*GIVEN TASK*. Copy the lines of the listing below word for word, starting at the line containing "- weekday-label: M: [190, 247, 202, 262]" and ending at the line containing "- date-picker-label: Select", with both of those lines included.
-- BEGIN DATASET --
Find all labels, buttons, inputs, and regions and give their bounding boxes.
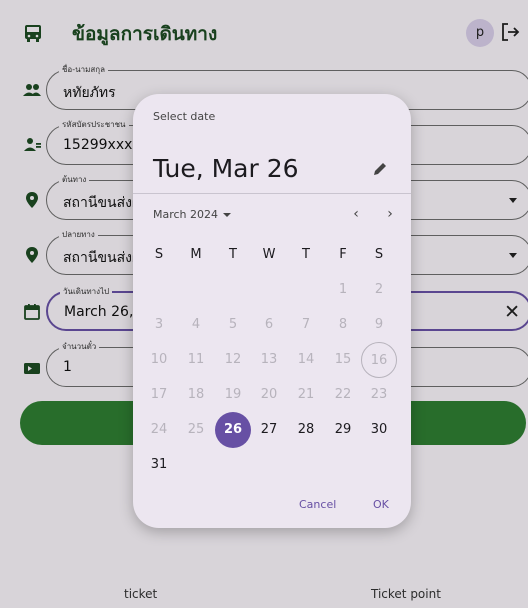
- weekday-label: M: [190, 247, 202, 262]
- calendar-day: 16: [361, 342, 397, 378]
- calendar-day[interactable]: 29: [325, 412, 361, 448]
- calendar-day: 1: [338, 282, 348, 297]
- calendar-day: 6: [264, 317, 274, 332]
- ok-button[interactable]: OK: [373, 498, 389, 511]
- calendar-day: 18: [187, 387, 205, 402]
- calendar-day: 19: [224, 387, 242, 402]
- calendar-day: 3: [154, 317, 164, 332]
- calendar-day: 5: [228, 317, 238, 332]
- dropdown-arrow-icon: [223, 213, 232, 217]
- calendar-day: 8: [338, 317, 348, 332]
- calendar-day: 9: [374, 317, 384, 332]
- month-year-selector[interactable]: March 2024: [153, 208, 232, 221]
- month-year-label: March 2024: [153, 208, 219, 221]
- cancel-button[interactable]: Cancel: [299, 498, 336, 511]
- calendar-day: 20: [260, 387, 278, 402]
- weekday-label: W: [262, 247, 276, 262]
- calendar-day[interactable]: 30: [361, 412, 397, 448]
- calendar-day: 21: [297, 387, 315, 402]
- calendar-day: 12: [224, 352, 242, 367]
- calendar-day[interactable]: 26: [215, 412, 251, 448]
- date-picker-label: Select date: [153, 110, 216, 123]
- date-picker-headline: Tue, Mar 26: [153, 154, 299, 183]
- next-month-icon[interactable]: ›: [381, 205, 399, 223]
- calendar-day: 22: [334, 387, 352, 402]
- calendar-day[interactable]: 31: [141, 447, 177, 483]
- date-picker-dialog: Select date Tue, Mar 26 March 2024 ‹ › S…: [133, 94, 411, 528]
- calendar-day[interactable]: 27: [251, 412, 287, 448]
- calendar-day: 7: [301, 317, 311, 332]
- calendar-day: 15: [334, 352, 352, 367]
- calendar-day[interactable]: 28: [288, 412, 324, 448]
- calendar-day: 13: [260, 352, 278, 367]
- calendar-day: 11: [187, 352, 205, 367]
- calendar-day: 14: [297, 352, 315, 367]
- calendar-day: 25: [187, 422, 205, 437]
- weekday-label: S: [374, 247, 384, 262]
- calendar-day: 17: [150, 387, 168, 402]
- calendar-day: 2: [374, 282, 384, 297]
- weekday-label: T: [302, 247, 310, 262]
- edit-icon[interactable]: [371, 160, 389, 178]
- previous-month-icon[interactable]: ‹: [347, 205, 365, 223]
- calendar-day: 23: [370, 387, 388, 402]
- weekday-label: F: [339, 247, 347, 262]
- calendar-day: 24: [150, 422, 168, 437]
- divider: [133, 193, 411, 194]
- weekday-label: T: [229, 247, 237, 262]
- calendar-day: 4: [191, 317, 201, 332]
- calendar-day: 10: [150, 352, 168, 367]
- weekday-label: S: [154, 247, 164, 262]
-- END DATASET --
*ANSWER TO THE TASK*.
- weekday-label: M: [190, 247, 202, 262]
- calendar-day: 16: [361, 342, 397, 378]
- calendar-day[interactable]: 29: [325, 412, 361, 448]
- calendar-day: 1: [338, 282, 348, 297]
- calendar-day: 6: [264, 317, 274, 332]
- ok-button[interactable]: OK: [373, 498, 389, 511]
- calendar-day: 18: [187, 387, 205, 402]
- calendar-day: 19: [224, 387, 242, 402]
- calendar-day: 3: [154, 317, 164, 332]
- calendar-day: 5: [228, 317, 238, 332]
- dropdown-arrow-icon: [223, 213, 232, 217]
- calendar-day: 8: [338, 317, 348, 332]
- calendar-day: 9: [374, 317, 384, 332]
- month-year-selector[interactable]: March 2024: [153, 208, 232, 221]
- month-year-label: March 2024: [153, 208, 219, 221]
- cancel-button[interactable]: Cancel: [299, 498, 336, 511]
- calendar-day: 20: [260, 387, 278, 402]
- weekday-label: W: [262, 247, 276, 262]
- calendar-day[interactable]: 30: [361, 412, 397, 448]
- calendar-day: 21: [297, 387, 315, 402]
- calendar-day: 12: [224, 352, 242, 367]
- calendar-day[interactable]: 26: [215, 412, 251, 448]
- date-picker-label: Select date: [153, 110, 216, 123]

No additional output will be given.